> [Given text]
Segment Open

TrainValidationSplit() will evaluate and choose the best set of parameters for the model based on the training data to be fitted on the model

In [16]:
#Linear Regression model
lr_model = lr_tvs.fit(train)

In [17]:
#Decision Tree Regression model
dt_model = dt_tvs.fit(train)

In [18]:
#Gradient-Boosted Tree Regression model
gbt_model = gbt_tvs.fit(train)

fit the 3 models using the training data set, then transform on the test data set to get the model's predictions

In [19]:
#Linear Regression Predictions
lr_model.transform(test)\
.select("label", "prediction")\
.show()

+------+------------------+
| label|        prediction|
+------+------------------+
|2005.0|1999.7225998533809|
|2006.0| 2001.930661833288|
|2006.0|1996.9653578829723|
|2006.0|1999.5505932332421|
|2006.0|2001.0638159046891|
|2006.0|2000.9223374318403|
|2005.0|2000.4758839806566|
|2006.0|1996.0939362852807|
|2005.0|2000.1890567411447|
|1992.0|1994.8504773567388|
|1992.0|1995.9048953979502|
|1992.0|1997.5337765016818|
|1992.0| 1995.606851655856|
|1992.0|1997.6457792962956|
|1992.0|1995.2427750982056|
|1992.0| 1995.595865120552|
|1992.0|1990.5308852005548|
|1997.0|1996.0636990250678|
|1994.0|1998.6703682904313|
|1992.0|1999.3243119133053|
+------+------------------+
only showing top 20 rows



In [20]:
#Decision Tree Predictions
dt_model.transform(test)\
.select("label", "prediction")\
.show()

Segment Closed

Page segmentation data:
Segment Open

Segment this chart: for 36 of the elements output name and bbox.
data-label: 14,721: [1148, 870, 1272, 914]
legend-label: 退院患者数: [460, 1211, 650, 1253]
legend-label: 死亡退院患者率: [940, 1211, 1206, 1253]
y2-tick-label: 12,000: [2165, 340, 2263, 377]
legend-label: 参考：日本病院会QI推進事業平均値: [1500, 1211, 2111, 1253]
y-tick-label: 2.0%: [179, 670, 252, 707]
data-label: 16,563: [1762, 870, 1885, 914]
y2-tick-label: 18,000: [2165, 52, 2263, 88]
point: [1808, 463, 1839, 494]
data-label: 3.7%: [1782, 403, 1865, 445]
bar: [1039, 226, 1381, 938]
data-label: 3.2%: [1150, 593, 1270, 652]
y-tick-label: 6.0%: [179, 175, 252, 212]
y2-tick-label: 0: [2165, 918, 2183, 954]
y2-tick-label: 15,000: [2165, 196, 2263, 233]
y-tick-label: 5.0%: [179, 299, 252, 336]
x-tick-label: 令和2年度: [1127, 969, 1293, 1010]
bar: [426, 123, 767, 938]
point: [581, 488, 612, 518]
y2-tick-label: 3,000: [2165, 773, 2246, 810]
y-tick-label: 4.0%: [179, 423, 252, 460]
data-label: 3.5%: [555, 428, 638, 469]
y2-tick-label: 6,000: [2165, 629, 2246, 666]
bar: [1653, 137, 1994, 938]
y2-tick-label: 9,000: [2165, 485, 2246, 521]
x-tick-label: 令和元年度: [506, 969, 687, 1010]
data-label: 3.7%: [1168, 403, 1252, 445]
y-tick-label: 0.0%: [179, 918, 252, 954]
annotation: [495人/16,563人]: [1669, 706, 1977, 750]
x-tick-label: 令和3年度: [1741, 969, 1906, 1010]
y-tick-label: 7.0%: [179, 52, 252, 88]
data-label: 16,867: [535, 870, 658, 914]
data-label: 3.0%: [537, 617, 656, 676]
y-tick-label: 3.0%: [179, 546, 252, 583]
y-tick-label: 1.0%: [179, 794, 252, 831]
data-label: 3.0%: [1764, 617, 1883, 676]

Segment Closed

> [Work instruction]
Rewrite the paragraph of the notebook text beginning "fit the 3 models" as a short list of steps.

> [Response]
- Fit the three models on the training data set.
- Transform the test data set with each fitted model to get its predictions.